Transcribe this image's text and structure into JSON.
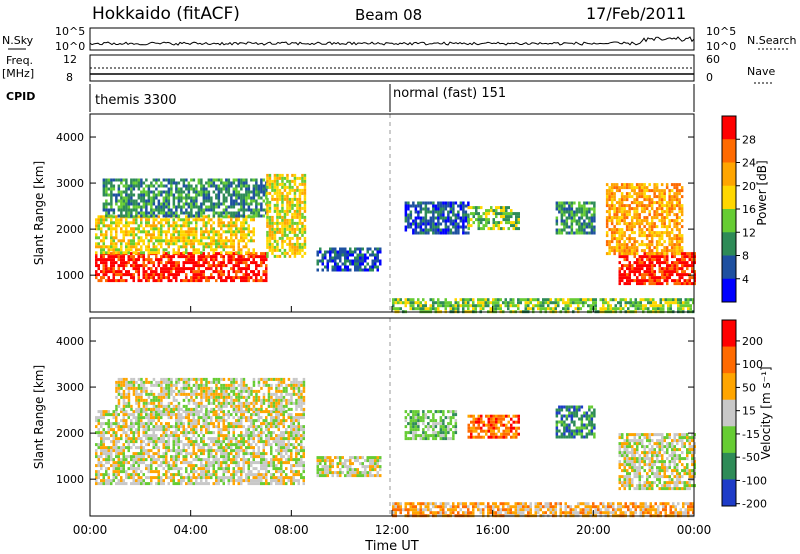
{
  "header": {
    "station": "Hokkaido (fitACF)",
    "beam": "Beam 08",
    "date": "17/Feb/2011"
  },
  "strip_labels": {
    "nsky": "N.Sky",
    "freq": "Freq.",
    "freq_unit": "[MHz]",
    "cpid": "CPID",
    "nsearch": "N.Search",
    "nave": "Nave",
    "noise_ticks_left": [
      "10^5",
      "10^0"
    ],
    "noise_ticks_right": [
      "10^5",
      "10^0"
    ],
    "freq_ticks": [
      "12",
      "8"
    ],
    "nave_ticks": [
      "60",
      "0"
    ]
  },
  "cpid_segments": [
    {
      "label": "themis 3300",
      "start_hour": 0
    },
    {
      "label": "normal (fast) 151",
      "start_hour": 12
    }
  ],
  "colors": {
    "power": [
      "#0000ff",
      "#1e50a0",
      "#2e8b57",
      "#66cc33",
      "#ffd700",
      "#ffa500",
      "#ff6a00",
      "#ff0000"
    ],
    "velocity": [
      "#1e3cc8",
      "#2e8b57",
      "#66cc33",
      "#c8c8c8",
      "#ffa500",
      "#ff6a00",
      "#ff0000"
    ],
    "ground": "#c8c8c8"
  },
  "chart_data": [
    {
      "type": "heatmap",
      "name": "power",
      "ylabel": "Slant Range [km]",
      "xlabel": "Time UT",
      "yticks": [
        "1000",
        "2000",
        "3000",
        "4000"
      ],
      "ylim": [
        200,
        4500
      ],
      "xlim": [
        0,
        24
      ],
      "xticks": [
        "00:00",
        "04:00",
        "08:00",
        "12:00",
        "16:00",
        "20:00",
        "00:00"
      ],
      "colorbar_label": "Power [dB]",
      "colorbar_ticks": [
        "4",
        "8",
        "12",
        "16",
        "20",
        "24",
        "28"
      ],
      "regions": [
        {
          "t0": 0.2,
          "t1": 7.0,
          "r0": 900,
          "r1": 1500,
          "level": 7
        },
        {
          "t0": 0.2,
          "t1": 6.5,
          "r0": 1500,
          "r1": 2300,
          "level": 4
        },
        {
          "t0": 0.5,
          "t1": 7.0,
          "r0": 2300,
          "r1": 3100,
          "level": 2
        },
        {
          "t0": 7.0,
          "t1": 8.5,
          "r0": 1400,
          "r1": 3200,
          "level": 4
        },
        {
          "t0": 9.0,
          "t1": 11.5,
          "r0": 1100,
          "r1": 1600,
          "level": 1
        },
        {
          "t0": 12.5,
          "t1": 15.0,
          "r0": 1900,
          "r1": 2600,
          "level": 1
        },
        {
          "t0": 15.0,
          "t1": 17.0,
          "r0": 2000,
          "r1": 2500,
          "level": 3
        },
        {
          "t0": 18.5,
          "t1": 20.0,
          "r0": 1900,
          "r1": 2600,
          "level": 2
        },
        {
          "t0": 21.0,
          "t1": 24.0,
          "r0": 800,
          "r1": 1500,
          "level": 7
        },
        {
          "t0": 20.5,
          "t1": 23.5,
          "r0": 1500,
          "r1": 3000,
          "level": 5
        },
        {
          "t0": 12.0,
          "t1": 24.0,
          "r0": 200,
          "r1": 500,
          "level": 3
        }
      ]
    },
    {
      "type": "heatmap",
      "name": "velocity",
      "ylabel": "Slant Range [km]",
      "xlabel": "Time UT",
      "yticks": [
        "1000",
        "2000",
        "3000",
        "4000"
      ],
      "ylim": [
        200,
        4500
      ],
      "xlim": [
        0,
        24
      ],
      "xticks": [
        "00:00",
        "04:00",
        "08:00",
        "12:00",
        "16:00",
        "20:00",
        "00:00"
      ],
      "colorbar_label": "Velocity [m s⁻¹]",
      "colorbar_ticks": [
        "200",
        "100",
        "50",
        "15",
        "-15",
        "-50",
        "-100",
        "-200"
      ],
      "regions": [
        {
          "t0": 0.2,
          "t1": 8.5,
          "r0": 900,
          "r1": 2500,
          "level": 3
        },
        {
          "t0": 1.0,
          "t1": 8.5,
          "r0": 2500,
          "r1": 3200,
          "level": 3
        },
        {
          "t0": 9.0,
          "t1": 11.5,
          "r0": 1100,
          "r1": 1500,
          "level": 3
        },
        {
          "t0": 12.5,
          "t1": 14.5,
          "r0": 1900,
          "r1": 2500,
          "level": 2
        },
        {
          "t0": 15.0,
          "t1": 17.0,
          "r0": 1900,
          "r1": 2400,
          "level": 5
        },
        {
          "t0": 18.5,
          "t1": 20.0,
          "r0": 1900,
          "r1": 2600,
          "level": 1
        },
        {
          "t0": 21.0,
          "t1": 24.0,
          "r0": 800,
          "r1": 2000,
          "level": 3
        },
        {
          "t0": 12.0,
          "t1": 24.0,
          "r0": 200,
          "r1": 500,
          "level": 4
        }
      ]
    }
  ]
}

--

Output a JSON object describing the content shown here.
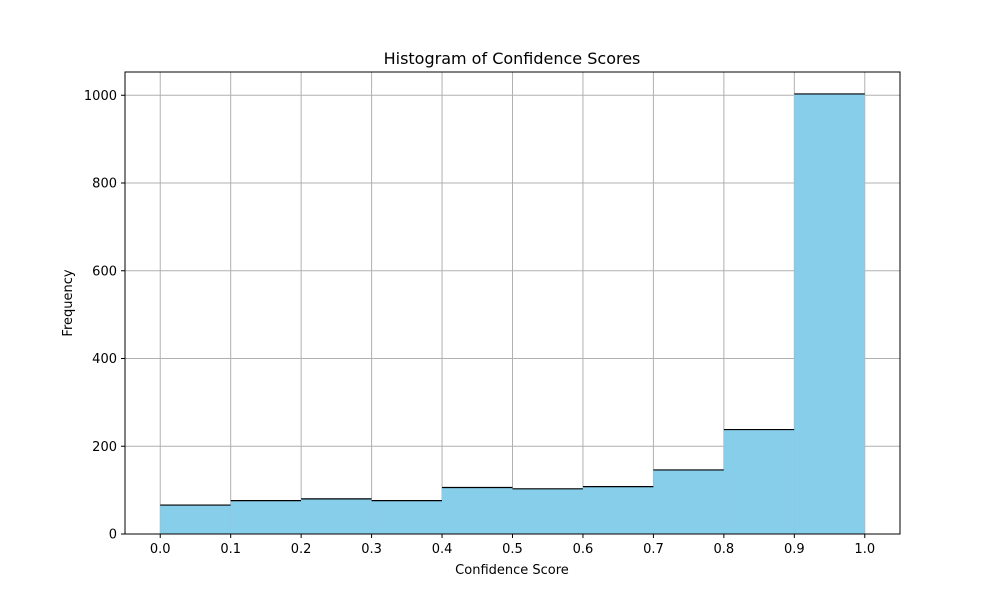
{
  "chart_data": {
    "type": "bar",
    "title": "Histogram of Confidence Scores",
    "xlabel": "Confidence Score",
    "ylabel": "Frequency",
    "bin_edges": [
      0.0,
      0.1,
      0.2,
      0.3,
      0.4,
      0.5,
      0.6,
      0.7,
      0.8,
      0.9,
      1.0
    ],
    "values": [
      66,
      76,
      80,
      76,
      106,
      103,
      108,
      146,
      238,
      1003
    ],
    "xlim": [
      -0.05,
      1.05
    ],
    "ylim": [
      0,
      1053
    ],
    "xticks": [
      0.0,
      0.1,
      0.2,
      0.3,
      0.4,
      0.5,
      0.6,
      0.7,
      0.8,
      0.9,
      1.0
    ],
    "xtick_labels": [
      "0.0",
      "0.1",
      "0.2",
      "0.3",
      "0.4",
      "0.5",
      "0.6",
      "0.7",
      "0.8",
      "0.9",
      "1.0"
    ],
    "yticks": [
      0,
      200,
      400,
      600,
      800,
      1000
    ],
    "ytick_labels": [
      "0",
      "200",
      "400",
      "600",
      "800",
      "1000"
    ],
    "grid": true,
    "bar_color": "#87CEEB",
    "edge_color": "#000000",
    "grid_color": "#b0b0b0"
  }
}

* * *

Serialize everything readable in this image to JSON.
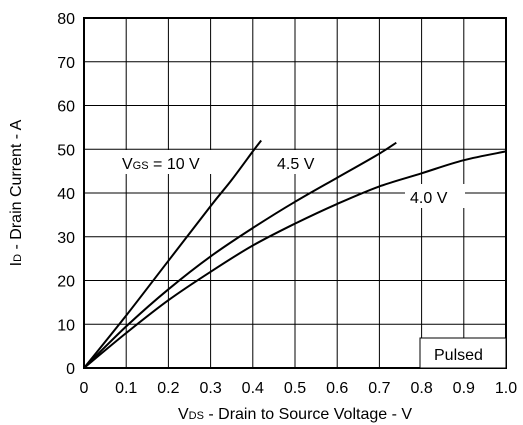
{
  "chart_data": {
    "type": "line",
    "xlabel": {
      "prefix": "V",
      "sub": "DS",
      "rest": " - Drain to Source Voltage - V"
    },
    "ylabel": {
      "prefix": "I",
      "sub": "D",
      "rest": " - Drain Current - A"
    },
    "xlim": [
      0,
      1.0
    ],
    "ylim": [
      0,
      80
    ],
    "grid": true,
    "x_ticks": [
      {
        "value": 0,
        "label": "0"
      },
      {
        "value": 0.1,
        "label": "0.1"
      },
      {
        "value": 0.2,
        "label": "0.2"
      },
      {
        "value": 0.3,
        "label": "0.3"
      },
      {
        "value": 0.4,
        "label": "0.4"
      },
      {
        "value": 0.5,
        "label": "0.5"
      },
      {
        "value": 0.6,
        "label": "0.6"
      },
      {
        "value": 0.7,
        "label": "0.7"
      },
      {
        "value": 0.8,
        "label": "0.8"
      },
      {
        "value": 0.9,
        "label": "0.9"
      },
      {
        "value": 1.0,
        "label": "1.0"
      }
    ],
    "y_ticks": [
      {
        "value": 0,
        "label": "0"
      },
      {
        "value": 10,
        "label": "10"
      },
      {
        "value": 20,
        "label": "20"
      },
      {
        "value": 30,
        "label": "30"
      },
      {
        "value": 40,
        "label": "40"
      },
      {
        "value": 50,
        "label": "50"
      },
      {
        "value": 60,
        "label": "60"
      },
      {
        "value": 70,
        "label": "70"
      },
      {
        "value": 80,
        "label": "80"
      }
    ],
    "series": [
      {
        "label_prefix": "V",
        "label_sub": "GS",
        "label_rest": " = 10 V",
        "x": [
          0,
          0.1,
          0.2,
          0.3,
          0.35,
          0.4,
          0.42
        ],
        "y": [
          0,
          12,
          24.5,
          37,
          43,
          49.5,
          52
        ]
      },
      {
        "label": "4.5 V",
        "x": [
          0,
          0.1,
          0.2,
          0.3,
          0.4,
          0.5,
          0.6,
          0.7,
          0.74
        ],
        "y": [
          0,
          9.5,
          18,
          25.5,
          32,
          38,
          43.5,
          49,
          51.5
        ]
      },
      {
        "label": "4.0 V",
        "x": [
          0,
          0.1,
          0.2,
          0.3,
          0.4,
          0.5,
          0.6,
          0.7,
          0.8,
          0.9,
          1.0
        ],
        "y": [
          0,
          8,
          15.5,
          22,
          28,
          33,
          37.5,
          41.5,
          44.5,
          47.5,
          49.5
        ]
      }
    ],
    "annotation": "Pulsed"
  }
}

_PROBLEM REQUIREMENTS_
Gather up the lines that contain the word "ylabel".

_FULL OUTPUT_
      "ylabel": "Slant Range [km]",
      "ylabel": "Slant Range [km]",
    "ylabel": "Frequency",
    "ylabel": {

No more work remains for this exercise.